**The exercise:** Locate all lines with the word "RESTAURACIÓN". Copy them.

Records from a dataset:
* Begin *

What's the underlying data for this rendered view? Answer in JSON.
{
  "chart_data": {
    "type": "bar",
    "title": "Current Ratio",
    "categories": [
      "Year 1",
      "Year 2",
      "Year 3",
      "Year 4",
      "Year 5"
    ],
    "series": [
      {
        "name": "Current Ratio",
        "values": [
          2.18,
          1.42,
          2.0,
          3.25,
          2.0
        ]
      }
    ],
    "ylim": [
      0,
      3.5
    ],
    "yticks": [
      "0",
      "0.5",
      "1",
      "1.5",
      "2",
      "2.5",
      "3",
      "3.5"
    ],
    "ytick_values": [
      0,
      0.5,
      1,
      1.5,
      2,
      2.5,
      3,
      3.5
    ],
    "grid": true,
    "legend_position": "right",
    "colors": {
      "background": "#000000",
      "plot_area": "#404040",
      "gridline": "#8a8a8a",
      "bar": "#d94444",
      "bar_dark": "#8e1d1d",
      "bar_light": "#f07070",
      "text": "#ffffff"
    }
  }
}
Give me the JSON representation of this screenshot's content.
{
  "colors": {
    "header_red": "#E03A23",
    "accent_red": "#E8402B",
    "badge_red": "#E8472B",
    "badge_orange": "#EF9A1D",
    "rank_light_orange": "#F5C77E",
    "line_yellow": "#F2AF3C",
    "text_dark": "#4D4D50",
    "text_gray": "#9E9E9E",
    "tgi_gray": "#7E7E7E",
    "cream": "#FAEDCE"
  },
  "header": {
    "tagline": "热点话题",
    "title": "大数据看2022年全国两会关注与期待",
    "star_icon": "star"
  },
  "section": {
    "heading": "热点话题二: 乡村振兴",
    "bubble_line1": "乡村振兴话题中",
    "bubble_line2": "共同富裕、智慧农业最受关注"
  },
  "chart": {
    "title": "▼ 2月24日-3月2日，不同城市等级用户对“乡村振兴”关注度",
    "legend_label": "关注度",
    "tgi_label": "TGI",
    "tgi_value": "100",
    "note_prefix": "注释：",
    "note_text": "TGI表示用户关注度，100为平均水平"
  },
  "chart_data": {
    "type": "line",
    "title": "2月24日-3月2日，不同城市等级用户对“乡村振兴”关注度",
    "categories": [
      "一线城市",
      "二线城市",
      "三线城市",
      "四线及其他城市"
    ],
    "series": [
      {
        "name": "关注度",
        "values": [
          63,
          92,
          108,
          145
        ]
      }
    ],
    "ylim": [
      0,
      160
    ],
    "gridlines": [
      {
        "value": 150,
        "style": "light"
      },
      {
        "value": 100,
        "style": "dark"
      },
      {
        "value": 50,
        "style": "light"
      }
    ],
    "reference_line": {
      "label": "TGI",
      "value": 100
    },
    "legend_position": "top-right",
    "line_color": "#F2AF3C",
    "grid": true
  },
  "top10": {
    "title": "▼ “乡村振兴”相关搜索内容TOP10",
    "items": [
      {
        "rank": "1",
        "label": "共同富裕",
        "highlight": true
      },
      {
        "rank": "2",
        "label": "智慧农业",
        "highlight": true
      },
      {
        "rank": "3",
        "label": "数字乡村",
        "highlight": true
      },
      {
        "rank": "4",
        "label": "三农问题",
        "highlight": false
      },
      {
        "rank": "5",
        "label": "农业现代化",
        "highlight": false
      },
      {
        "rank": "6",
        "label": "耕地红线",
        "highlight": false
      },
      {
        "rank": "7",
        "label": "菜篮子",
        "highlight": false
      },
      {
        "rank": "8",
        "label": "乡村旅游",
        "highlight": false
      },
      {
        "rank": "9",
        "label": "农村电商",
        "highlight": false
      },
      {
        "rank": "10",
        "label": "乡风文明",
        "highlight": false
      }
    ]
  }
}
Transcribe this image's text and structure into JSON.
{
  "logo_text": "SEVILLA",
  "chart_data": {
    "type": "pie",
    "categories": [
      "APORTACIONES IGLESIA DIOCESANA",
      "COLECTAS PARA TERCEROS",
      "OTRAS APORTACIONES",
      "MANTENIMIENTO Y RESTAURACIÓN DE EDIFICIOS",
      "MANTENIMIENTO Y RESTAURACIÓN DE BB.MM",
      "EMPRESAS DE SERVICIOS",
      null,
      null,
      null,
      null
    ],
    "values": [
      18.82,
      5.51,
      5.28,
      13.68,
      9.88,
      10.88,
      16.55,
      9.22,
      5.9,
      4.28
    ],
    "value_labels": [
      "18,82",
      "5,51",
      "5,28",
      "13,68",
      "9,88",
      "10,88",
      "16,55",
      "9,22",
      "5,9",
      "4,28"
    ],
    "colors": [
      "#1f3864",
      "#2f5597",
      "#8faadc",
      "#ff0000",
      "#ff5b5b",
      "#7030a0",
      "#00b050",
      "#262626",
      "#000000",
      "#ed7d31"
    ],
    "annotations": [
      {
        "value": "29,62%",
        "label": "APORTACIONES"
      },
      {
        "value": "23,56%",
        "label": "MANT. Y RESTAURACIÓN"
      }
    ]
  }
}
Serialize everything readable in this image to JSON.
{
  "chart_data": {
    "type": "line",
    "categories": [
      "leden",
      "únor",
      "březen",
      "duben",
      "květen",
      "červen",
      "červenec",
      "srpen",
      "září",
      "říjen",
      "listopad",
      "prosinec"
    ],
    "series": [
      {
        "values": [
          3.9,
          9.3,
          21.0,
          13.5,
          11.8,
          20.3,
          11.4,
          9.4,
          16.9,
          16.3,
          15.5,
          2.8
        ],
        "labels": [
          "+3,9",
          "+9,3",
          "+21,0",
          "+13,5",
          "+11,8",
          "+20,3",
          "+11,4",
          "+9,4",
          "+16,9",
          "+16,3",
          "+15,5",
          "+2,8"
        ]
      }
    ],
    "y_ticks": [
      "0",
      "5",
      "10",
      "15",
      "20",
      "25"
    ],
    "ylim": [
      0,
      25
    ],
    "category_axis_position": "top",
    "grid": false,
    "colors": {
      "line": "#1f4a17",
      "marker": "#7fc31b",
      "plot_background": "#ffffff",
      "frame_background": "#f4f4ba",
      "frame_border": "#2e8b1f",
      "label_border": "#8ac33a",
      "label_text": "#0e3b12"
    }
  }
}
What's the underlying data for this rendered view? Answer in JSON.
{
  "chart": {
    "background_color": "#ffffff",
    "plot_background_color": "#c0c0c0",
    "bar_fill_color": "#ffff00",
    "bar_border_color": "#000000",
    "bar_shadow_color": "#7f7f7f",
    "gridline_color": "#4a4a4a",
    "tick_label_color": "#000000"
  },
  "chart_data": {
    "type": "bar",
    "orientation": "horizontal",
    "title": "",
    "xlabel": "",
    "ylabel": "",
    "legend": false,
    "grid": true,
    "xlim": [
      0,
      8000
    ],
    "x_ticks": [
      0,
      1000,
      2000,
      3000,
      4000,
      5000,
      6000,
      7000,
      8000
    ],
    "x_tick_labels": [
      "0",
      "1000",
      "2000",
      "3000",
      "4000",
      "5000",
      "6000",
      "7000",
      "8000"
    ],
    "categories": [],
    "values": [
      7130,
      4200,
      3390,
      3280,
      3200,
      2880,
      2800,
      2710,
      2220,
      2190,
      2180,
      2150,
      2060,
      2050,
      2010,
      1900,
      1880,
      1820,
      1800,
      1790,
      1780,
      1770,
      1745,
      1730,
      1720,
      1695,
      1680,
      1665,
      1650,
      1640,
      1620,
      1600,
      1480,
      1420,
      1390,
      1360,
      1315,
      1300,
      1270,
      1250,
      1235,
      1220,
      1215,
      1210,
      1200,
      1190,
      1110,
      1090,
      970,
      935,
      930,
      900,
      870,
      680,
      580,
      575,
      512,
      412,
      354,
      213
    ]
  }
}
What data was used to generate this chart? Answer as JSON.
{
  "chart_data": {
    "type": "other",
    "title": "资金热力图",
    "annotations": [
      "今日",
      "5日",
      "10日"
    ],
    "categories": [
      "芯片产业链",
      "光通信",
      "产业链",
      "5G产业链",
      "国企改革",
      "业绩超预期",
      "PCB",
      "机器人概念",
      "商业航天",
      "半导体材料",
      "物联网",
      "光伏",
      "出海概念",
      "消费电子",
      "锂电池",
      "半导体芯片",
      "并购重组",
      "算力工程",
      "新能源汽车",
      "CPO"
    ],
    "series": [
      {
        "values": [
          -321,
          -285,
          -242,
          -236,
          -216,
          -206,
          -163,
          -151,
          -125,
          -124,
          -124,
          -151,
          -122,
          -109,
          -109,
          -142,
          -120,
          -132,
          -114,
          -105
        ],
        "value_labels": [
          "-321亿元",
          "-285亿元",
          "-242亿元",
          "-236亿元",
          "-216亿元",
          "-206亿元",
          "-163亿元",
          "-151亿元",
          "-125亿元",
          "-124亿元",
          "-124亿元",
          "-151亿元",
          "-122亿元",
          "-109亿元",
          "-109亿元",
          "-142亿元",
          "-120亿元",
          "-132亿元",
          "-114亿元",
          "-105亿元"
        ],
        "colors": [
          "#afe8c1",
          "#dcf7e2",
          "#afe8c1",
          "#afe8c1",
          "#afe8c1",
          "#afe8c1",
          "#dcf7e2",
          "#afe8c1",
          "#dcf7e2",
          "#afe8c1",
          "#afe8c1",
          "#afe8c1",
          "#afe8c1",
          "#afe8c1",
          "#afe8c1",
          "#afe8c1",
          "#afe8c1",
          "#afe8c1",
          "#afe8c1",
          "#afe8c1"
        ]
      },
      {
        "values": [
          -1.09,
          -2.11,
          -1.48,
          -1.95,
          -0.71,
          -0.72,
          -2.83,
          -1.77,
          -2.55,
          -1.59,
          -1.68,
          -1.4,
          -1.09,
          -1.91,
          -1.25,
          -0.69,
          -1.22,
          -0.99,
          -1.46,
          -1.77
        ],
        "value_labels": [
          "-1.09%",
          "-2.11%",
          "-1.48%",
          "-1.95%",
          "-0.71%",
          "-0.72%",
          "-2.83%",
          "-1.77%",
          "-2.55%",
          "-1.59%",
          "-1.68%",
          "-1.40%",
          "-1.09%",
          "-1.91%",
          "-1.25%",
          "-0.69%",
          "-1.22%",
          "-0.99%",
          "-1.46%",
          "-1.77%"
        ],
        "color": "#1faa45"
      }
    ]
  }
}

* End *

**Full answer:**
      "MANTENIMIENTO Y RESTAURACIÓN DE EDIFICIOS",
      "MANTENIMIENTO Y RESTAURACIÓN DE BB.MM",
        "label": "MANT. Y RESTAURACIÓN"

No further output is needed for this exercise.